- Goal:
In your copy, leave out the pictures; write out all the data exactly.
************
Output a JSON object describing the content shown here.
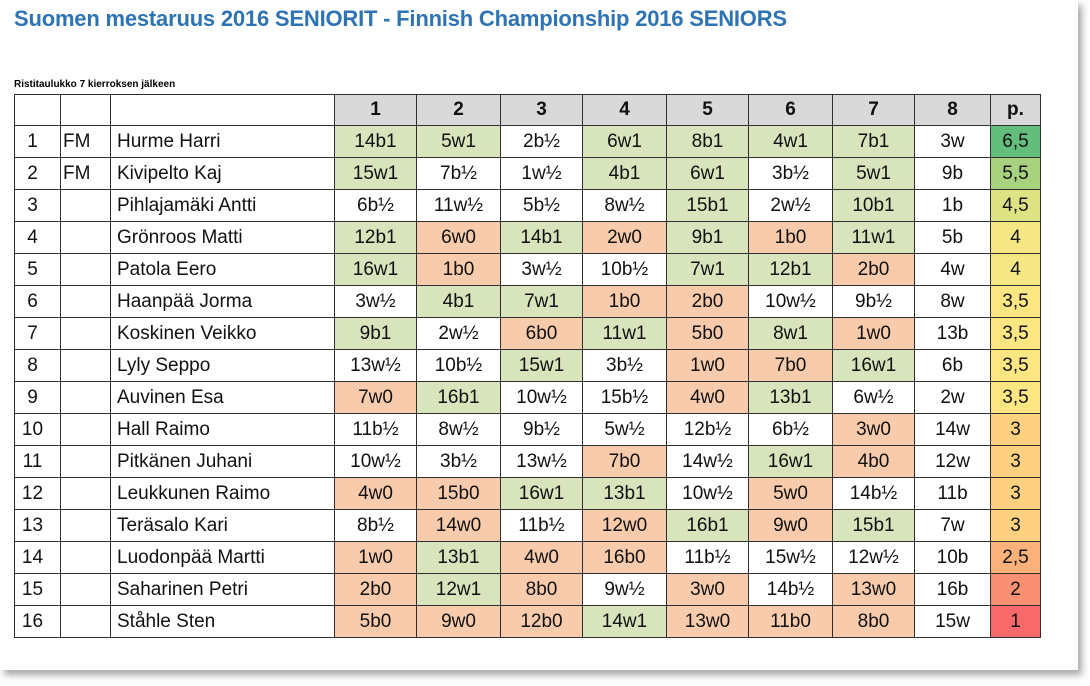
{
  "title": "Suomen mestaruus 2016 SENIORIT - Finnish Championship 2016 SENIORS",
  "subtitle": "Ristitaulukko 7 kierroksen jälkeen",
  "colors": {
    "win": "#d8e4bc",
    "loss": "#f8cbad",
    "draw": "#ffffff",
    "title": "#2e74b5",
    "header": "#d9d9d9"
  },
  "table": {
    "columns": [
      "",
      "",
      "",
      "1",
      "2",
      "3",
      "4",
      "5",
      "6",
      "7",
      "8",
      "p."
    ],
    "rows": [
      {
        "rank": "1",
        "title": "FM",
        "name": "Hurme Harri",
        "rounds": [
          "14b1",
          "5w1",
          "2b½",
          "6w1",
          "8b1",
          "4w1",
          "7b1",
          "3w"
        ],
        "points": "6,5",
        "points_color": "#63be7b"
      },
      {
        "rank": "2",
        "title": "FM",
        "name": "Kivipelto Kaj",
        "rounds": [
          "15w1",
          "7b½",
          "1w½",
          "4b1",
          "6w1",
          "3b½",
          "5w1",
          "9b"
        ],
        "points": "5,5",
        "points_color": "#a9d27f"
      },
      {
        "rank": "3",
        "title": "",
        "name": "Pihlajamäki Antti",
        "rounds": [
          "6b½",
          "11w½",
          "5b½",
          "8w½",
          "15b1",
          "2w½",
          "10b1",
          "1b"
        ],
        "points": "4,5",
        "points_color": "#dde383"
      },
      {
        "rank": "4",
        "title": "",
        "name": "Grönroos Matti",
        "rounds": [
          "12b1",
          "6w0",
          "14b1",
          "2w0",
          "9b1",
          "1b0",
          "11w1",
          "5b"
        ],
        "points": "4",
        "points_color": "#f5e884"
      },
      {
        "rank": "5",
        "title": "",
        "name": "Patola Eero",
        "rounds": [
          "16w1",
          "1b0",
          "3w½",
          "10b½",
          "7w1",
          "12b1",
          "2b0",
          "4w"
        ],
        "points": "4",
        "points_color": "#f5e884"
      },
      {
        "rank": "6",
        "title": "",
        "name": "Haanpää Jorma",
        "rounds": [
          "3w½",
          "4b1",
          "7w1",
          "1b0",
          "2b0",
          "10w½",
          "9b½",
          "8w"
        ],
        "points": "3,5",
        "points_color": "#fee783"
      },
      {
        "rank": "7",
        "title": "",
        "name": "Koskinen Veikko",
        "rounds": [
          "9b1",
          "2w½",
          "6b0",
          "11w1",
          "5b0",
          "8w1",
          "1w0",
          "13b"
        ],
        "points": "3,5",
        "points_color": "#fee783"
      },
      {
        "rank": "8",
        "title": "",
        "name": "Lyly Seppo",
        "rounds": [
          "13w½",
          "10b½",
          "15w1",
          "3b½",
          "1w0",
          "7b0",
          "16w1",
          "6b"
        ],
        "points": "3,5",
        "points_color": "#fee783"
      },
      {
        "rank": "9",
        "title": "",
        "name": "Auvinen Esa",
        "rounds": [
          "7w0",
          "16b1",
          "10w½",
          "15b½",
          "4w0",
          "13b1",
          "6w½",
          "2w"
        ],
        "points": "3,5",
        "points_color": "#fee783"
      },
      {
        "rank": "10",
        "title": "",
        "name": "Hall Raimo",
        "rounds": [
          "11b½",
          "8w½",
          "9b½",
          "5w½",
          "12b½",
          "6b½",
          "3w0",
          "14w"
        ],
        "points": "3",
        "points_color": "#fdd17f"
      },
      {
        "rank": "11",
        "title": "",
        "name": "Pitkänen Juhani",
        "rounds": [
          "10w½",
          "3b½",
          "13w½",
          "7b0",
          "14w½",
          "16w1",
          "4b0",
          "12w"
        ],
        "points": "3",
        "points_color": "#fdd17f"
      },
      {
        "rank": "12",
        "title": "",
        "name": "Leukkunen Raimo",
        "rounds": [
          "4w0",
          "15b0",
          "16w1",
          "13b1",
          "10w½",
          "5w0",
          "14b½",
          "11b"
        ],
        "points": "3",
        "points_color": "#fdd17f"
      },
      {
        "rank": "13",
        "title": "",
        "name": "Teräsalo Kari",
        "rounds": [
          "8b½",
          "14w0",
          "11b½",
          "12w0",
          "16b1",
          "9w0",
          "15b1",
          "7w"
        ],
        "points": "3",
        "points_color": "#fdd17f"
      },
      {
        "rank": "14",
        "title": "",
        "name": "Luodonpää Martti",
        "rounds": [
          "1w0",
          "13b1",
          "4w0",
          "16b0",
          "11b½",
          "15w½",
          "12w½",
          "10b"
        ],
        "points": "2,5",
        "points_color": "#fbb17a"
      },
      {
        "rank": "15",
        "title": "",
        "name": "Saharinen Petri",
        "rounds": [
          "2b0",
          "12w1",
          "8b0",
          "9w½",
          "3w0",
          "14b½",
          "13w0",
          "16b"
        ],
        "points": "2",
        "points_color": "#f99074"
      },
      {
        "rank": "16",
        "title": "",
        "name": "Ståhle Sten",
        "rounds": [
          "5b0",
          "9w0",
          "12b0",
          "14w1",
          "13w0",
          "11b0",
          "8b0",
          "15w"
        ],
        "points": "1",
        "points_color": "#f8696b"
      }
    ]
  }
}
************
- Task answer:
Output a JSON object describing the content shown here.
{
  "title": "Suomen mestaruus 2016 SENIORIT - Finnish Championship 2016 SENIORS",
  "subtitle": "Ristitaulukko 7 kierroksen jälkeen",
  "colors": {
    "win": "#d8e4bc",
    "loss": "#f8cbad",
    "draw": "#ffffff",
    "title": "#2e74b5",
    "header": "#d9d9d9"
  },
  "table": {
    "columns": [
      "",
      "",
      "",
      "1",
      "2",
      "3",
      "4",
      "5",
      "6",
      "7",
      "8",
      "p."
    ],
    "rows": [
      {
        "rank": "1",
        "title": "FM",
        "name": "Hurme Harri",
        "rounds": [
          "14b1",
          "5w1",
          "2b½",
          "6w1",
          "8b1",
          "4w1",
          "7b1",
          "3w"
        ],
        "points": "6,5",
        "points_color": "#63be7b"
      },
      {
        "rank": "2",
        "title": "FM",
        "name": "Kivipelto Kaj",
        "rounds": [
          "15w1",
          "7b½",
          "1w½",
          "4b1",
          "6w1",
          "3b½",
          "5w1",
          "9b"
        ],
        "points": "5,5",
        "points_color": "#a9d27f"
      },
      {
        "rank": "3",
        "title": "",
        "name": "Pihlajamäki Antti",
        "rounds": [
          "6b½",
          "11w½",
          "5b½",
          "8w½",
          "15b1",
          "2w½",
          "10b1",
          "1b"
        ],
        "points": "4,5",
        "points_color": "#dde383"
      },
      {
        "rank": "4",
        "title": "",
        "name": "Grönroos Matti",
        "rounds": [
          "12b1",
          "6w0",
          "14b1",
          "2w0",
          "9b1",
          "1b0",
          "11w1",
          "5b"
        ],
        "points": "4",
        "points_color": "#f5e884"
      },
      {
        "rank": "5",
        "title": "",
        "name": "Patola Eero",
        "rounds": [
          "16w1",
          "1b0",
          "3w½",
          "10b½",
          "7w1",
          "12b1",
          "2b0",
          "4w"
        ],
        "points": "4",
        "points_color": "#f5e884"
      },
      {
        "rank": "6",
        "title": "",
        "name": "Haanpää Jorma",
        "rounds": [
          "3w½",
          "4b1",
          "7w1",
          "1b0",
          "2b0",
          "10w½",
          "9b½",
          "8w"
        ],
        "points": "3,5",
        "points_color": "#fee783"
      },
      {
        "rank": "7",
        "title": "",
        "name": "Koskinen Veikko",
        "rounds": [
          "9b1",
          "2w½",
          "6b0",
          "11w1",
          "5b0",
          "8w1",
          "1w0",
          "13b"
        ],
        "points": "3,5",
        "points_color": "#fee783"
      },
      {
        "rank": "8",
        "title": "",
        "name": "Lyly Seppo",
        "rounds": [
          "13w½",
          "10b½",
          "15w1",
          "3b½",
          "1w0",
          "7b0",
          "16w1",
          "6b"
        ],
        "points": "3,5",
        "points_color": "#fee783"
      },
      {
        "rank": "9",
        "title": "",
        "name": "Auvinen Esa",
        "rounds": [
          "7w0",
          "16b1",
          "10w½",
          "15b½",
          "4w0",
          "13b1",
          "6w½",
          "2w"
        ],
        "points": "3,5",
        "points_color": "#fee783"
      },
      {
        "rank": "10",
        "title": "",
        "name": "Hall Raimo",
        "rounds": [
          "11b½",
          "8w½",
          "9b½",
          "5w½",
          "12b½",
          "6b½",
          "3w0",
          "14w"
        ],
        "points": "3",
        "points_color": "#fdd17f"
      },
      {
        "rank": "11",
        "title": "",
        "name": "Pitkänen Juhani",
        "rounds": [
          "10w½",
          "3b½",
          "13w½",
          "7b0",
          "14w½",
          "16w1",
          "4b0",
          "12w"
        ],
        "points": "3",
        "points_color": "#fdd17f"
      },
      {
        "rank": "12",
        "title": "",
        "name": "Leukkunen Raimo",
        "rounds": [
          "4w0",
          "15b0",
          "16w1",
          "13b1",
          "10w½",
          "5w0",
          "14b½",
          "11b"
        ],
        "points": "3",
        "points_color": "#fdd17f"
      },
      {
        "rank": "13",
        "title": "",
        "name": "Teräsalo Kari",
        "rounds": [
          "8b½",
          "14w0",
          "11b½",
          "12w0",
          "16b1",
          "9w0",
          "15b1",
          "7w"
        ],
        "points": "3",
        "points_color": "#fdd17f"
      },
      {
        "rank": "14",
        "title": "",
        "name": "Luodonpää Martti",
        "rounds": [
          "1w0",
          "13b1",
          "4w0",
          "16b0",
          "11b½",
          "15w½",
          "12w½",
          "10b"
        ],
        "points": "2,5",
        "points_color": "#fbb17a"
      },
      {
        "rank": "15",
        "title": "",
        "name": "Saharinen Petri",
        "rounds": [
          "2b0",
          "12w1",
          "8b0",
          "9w½",
          "3w0",
          "14b½",
          "13w0",
          "16b"
        ],
        "points": "2",
        "points_color": "#f99074"
      },
      {
        "rank": "16",
        "title": "",
        "name": "Ståhle Sten",
        "rounds": [
          "5b0",
          "9w0",
          "12b0",
          "14w1",
          "13w0",
          "11b0",
          "8b0",
          "15w"
        ],
        "points": "1",
        "points_color": "#f8696b"
      }
    ]
  }
}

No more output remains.